» **Problem description**
Retype the listing that follows, exactly as written.

» **Data shown**
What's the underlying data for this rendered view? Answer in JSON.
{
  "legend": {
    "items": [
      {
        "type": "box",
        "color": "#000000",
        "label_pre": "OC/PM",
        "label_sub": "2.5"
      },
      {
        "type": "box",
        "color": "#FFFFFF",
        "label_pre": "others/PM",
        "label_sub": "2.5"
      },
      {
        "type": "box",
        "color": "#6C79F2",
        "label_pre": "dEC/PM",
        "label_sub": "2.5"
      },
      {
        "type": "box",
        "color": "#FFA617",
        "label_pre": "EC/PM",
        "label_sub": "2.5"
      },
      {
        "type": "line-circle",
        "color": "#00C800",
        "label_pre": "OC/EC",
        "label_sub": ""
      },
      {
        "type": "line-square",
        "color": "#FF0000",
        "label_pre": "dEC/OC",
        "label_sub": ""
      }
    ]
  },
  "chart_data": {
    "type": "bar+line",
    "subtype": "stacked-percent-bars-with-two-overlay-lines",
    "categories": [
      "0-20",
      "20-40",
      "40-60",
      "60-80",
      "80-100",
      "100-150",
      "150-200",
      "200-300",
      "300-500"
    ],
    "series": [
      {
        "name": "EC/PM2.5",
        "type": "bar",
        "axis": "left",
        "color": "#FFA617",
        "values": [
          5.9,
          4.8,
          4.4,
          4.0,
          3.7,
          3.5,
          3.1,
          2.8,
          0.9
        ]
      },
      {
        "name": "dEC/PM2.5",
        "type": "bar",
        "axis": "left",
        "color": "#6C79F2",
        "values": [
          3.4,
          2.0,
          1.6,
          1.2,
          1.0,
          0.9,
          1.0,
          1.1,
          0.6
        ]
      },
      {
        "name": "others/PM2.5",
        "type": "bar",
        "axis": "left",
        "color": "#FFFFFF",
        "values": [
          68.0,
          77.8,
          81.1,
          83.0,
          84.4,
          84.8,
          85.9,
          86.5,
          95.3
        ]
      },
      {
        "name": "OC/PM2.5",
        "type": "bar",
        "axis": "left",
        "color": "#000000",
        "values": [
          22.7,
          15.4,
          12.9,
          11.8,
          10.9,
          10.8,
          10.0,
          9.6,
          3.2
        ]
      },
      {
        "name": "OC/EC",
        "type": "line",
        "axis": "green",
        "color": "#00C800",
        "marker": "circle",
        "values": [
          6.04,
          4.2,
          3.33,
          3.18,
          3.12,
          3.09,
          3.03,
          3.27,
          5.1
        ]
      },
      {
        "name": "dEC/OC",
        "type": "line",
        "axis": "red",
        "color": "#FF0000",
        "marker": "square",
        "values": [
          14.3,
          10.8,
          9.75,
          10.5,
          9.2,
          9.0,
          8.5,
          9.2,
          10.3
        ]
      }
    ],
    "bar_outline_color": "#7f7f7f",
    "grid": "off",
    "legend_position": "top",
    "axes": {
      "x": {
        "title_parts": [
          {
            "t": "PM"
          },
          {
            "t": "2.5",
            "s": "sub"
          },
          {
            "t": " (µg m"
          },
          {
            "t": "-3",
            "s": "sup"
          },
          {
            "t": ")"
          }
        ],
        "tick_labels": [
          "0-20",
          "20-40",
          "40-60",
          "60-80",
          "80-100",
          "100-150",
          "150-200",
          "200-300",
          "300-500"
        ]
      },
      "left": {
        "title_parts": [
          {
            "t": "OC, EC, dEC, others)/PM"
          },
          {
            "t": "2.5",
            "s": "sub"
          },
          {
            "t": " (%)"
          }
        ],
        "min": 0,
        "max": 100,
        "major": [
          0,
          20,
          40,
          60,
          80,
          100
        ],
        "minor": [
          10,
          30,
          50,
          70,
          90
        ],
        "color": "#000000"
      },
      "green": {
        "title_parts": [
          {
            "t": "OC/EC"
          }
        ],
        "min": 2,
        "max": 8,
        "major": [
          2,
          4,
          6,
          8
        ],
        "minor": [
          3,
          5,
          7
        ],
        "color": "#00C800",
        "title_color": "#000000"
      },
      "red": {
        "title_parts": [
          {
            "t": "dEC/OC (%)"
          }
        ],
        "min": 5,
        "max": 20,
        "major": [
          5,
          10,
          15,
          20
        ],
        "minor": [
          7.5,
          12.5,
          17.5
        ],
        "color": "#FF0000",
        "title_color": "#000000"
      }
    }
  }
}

» **Exercise answer**
What's the underlying data for this rendered view? Answer in JSON.
{
  "legend": {
    "items": [
      {
        "type": "box",
        "color": "#000000",
        "label_pre": "OC/PM",
        "label_sub": "2.5"
      },
      {
        "type": "box",
        "color": "#FFFFFF",
        "label_pre": "others/PM",
        "label_sub": "2.5"
      },
      {
        "type": "box",
        "color": "#6C79F2",
        "label_pre": "dEC/PM",
        "label_sub": "2.5"
      },
      {
        "type": "box",
        "color": "#FFA617",
        "label_pre": "EC/PM",
        "label_sub": "2.5"
      },
      {
        "type": "line-circle",
        "color": "#00C800",
        "label_pre": "OC/EC",
        "label_sub": ""
      },
      {
        "type": "line-square",
        "color": "#FF0000",
        "label_pre": "dEC/OC",
        "label_sub": ""
      }
    ]
  },
  "chart_data": {
    "type": "bar+line",
    "subtype": "stacked-percent-bars-with-two-overlay-lines",
    "categories": [
      "0-20",
      "20-40",
      "40-60",
      "60-80",
      "80-100",
      "100-150",
      "150-200",
      "200-300",
      "300-500"
    ],
    "series": [
      {
        "name": "EC/PM2.5",
        "type": "bar",
        "axis": "left",
        "color": "#FFA617",
        "values": [
          5.9,
          4.8,
          4.4,
          4.0,
          3.7,
          3.5,
          3.1,
          2.8,
          0.9
        ]
      },
      {
        "name": "dEC/PM2.5",
        "type": "bar",
        "axis": "left",
        "color": "#6C79F2",
        "values": [
          3.4,
          2.0,
          1.6,
          1.2,
          1.0,
          0.9,
          1.0,
          1.1,
          0.6
        ]
      },
      {
        "name": "others/PM2.5",
        "type": "bar",
        "axis": "left",
        "color": "#FFFFFF",
        "values": [
          68.0,
          77.8,
          81.1,
          83.0,
          84.4,
          84.8,
          85.9,
          86.5,
          95.3
        ]
      },
      {
        "name": "OC/PM2.5",
        "type": "bar",
        "axis": "left",
        "color": "#000000",
        "values": [
          22.7,
          15.4,
          12.9,
          11.8,
          10.9,
          10.8,
          10.0,
          9.6,
          3.2
        ]
      },
      {
        "name": "OC/EC",
        "type": "line",
        "axis": "green",
        "color": "#00C800",
        "marker": "circle",
        "values": [
          6.04,
          4.2,
          3.33,
          3.18,
          3.12,
          3.09,
          3.03,
          3.27,
          5.1
        ]
      },
      {
        "name": "dEC/OC",
        "type": "line",
        "axis": "red",
        "color": "#FF0000",
        "marker": "square",
        "values": [
          14.3,
          10.8,
          9.75,
          10.5,
          9.2,
          9.0,
          8.5,
          9.2,
          10.3
        ]
      }
    ],
    "bar_outline_color": "#7f7f7f",
    "grid": "off",
    "legend_position": "top",
    "axes": {
      "x": {
        "title_parts": [
          {
            "t": "PM"
          },
          {
            "t": "2.5",
            "s": "sub"
          },
          {
            "t": " (µg m"
          },
          {
            "t": "-3",
            "s": "sup"
          },
          {
            "t": ")"
          }
        ],
        "tick_labels": [
          "0-20",
          "20-40",
          "40-60",
          "60-80",
          "80-100",
          "100-150",
          "150-200",
          "200-300",
          "300-500"
        ]
      },
      "left": {
        "title_parts": [
          {
            "t": "OC, EC, dEC, others)/PM"
          },
          {
            "t": "2.5",
            "s": "sub"
          },
          {
            "t": " (%)"
          }
        ],
        "min": 0,
        "max": 100,
        "major": [
          0,
          20,
          40,
          60,
          80,
          100
        ],
        "minor": [
          10,
          30,
          50,
          70,
          90
        ],
        "color": "#000000"
      },
      "green": {
        "title_parts": [
          {
            "t": "OC/EC"
          }
        ],
        "min": 2,
        "max": 8,
        "major": [
          2,
          4,
          6,
          8
        ],
        "minor": [
          3,
          5,
          7
        ],
        "color": "#00C800",
        "title_color": "#000000"
      },
      "red": {
        "title_parts": [
          {
            "t": "dEC/OC (%)"
          }
        ],
        "min": 5,
        "max": 20,
        "major": [
          5,
          10,
          15,
          20
        ],
        "minor": [
          7.5,
          12.5,
          17.5
        ],
        "color": "#FF0000",
        "title_color": "#000000"
      }
    }
  }
}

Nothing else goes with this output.